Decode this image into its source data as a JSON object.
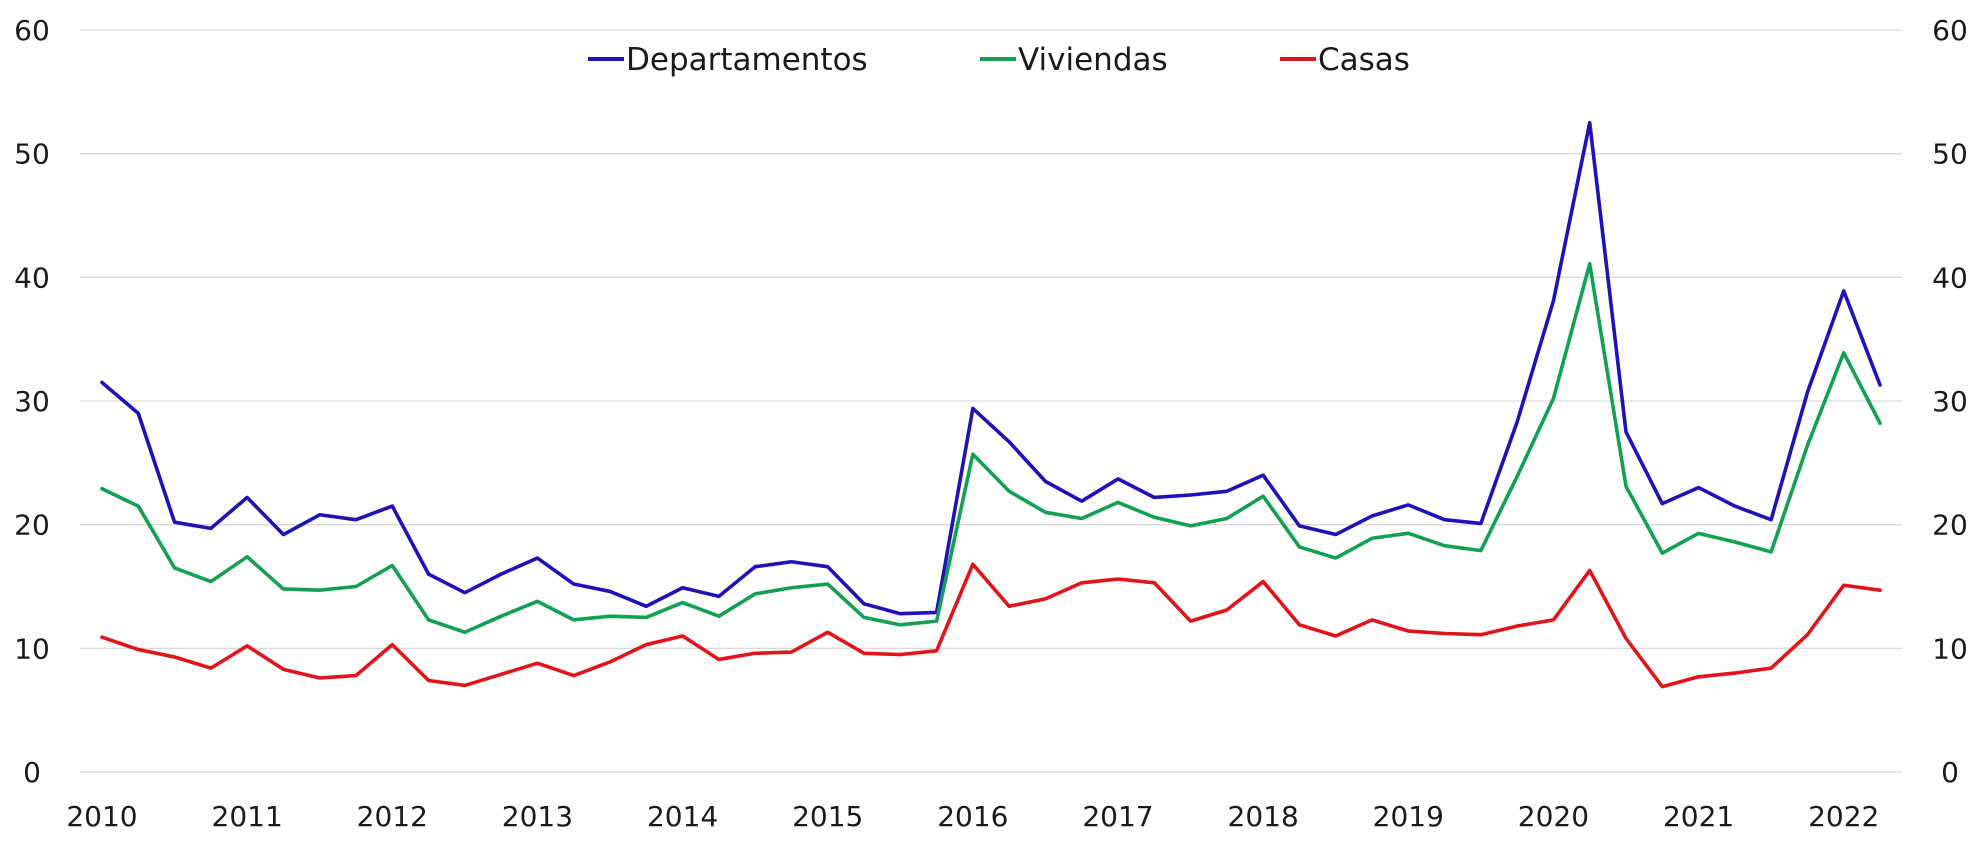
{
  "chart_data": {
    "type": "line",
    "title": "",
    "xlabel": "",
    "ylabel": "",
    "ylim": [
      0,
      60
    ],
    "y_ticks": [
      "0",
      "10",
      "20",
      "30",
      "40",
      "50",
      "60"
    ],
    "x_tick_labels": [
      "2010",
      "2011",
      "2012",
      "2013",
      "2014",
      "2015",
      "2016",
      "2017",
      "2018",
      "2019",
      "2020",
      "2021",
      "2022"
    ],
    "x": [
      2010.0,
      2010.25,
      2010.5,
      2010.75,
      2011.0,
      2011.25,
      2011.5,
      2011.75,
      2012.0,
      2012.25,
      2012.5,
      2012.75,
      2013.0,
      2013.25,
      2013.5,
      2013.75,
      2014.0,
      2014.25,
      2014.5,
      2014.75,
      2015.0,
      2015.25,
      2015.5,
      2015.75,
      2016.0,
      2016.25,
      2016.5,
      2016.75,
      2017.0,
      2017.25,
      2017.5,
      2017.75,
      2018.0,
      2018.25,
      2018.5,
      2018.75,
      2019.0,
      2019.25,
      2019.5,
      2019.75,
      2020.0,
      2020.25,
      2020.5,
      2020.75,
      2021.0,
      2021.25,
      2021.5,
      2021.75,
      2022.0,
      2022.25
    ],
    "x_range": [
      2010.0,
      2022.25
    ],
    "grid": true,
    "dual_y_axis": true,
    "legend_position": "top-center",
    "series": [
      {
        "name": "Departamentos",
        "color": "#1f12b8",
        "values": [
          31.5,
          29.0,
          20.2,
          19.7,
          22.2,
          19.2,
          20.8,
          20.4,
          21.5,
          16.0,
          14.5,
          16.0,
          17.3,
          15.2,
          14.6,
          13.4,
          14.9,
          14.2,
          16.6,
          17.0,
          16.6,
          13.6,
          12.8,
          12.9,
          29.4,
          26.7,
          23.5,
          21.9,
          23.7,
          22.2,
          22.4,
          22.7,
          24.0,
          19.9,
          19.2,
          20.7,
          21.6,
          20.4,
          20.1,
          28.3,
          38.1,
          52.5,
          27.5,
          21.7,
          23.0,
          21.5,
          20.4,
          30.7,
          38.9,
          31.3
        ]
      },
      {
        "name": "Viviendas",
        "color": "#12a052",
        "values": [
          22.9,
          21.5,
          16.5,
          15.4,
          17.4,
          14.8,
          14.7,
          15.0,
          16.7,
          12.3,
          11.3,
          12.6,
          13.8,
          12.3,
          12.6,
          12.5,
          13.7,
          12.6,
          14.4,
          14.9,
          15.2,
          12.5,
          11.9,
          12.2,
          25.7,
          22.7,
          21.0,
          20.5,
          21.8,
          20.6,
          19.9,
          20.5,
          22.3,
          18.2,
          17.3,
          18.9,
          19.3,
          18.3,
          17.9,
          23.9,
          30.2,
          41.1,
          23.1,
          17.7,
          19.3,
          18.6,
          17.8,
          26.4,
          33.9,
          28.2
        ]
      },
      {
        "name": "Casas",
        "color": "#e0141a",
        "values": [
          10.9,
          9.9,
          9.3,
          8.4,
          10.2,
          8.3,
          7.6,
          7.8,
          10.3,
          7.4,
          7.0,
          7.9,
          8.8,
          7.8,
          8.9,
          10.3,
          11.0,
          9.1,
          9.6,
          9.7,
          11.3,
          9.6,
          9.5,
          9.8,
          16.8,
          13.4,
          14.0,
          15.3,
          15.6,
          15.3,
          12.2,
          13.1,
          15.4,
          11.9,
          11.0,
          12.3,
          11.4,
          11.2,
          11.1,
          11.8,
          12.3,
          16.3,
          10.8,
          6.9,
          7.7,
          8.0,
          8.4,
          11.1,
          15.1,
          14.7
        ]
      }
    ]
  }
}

-----

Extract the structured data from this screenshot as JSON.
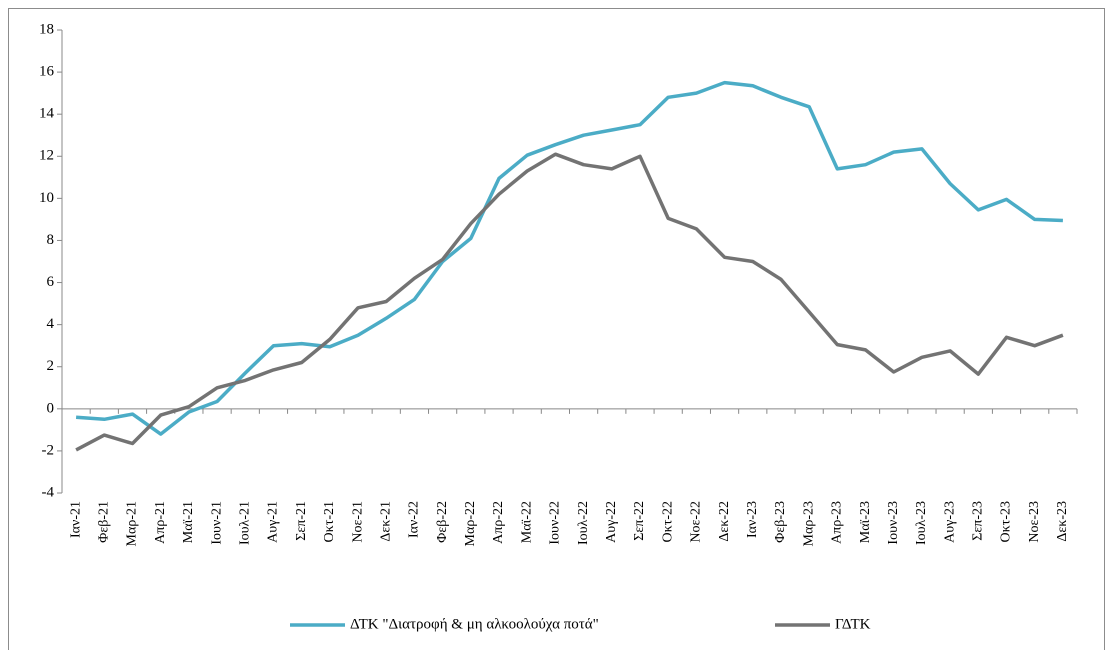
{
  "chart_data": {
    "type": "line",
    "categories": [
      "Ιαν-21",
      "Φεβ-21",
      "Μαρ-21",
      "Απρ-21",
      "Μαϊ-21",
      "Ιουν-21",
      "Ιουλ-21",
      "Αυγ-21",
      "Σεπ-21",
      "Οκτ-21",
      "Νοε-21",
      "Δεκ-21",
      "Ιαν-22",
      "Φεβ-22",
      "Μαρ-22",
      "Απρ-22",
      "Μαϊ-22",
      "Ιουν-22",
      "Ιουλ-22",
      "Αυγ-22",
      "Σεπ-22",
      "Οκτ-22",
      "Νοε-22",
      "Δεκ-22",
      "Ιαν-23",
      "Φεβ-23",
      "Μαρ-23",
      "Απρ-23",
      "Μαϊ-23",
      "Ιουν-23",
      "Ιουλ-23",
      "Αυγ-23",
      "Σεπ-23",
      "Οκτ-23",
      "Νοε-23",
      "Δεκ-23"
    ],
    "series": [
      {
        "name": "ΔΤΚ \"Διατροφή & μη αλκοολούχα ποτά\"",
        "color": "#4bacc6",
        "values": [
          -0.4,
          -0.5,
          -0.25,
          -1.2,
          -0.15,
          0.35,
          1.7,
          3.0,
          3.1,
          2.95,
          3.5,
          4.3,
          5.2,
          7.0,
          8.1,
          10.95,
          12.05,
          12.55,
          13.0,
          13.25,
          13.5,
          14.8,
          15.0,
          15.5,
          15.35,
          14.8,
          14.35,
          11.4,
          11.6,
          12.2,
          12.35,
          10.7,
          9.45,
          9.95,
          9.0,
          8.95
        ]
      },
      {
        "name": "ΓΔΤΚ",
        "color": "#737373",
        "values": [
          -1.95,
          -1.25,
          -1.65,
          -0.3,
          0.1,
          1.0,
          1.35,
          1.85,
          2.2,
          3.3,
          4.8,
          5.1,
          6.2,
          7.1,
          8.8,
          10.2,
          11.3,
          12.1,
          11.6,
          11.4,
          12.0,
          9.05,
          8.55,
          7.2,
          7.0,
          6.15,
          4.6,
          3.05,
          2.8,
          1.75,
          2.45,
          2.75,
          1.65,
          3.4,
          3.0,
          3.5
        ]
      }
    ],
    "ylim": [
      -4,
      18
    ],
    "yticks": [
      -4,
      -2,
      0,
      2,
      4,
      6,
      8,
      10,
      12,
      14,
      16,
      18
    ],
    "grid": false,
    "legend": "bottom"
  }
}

-----

§ Short task:
From the records given above, copy all lines containing "this".

§ The reply:
Decode this image into its source data as a JSON object.
Extract the structured data from this screenshot as JSON.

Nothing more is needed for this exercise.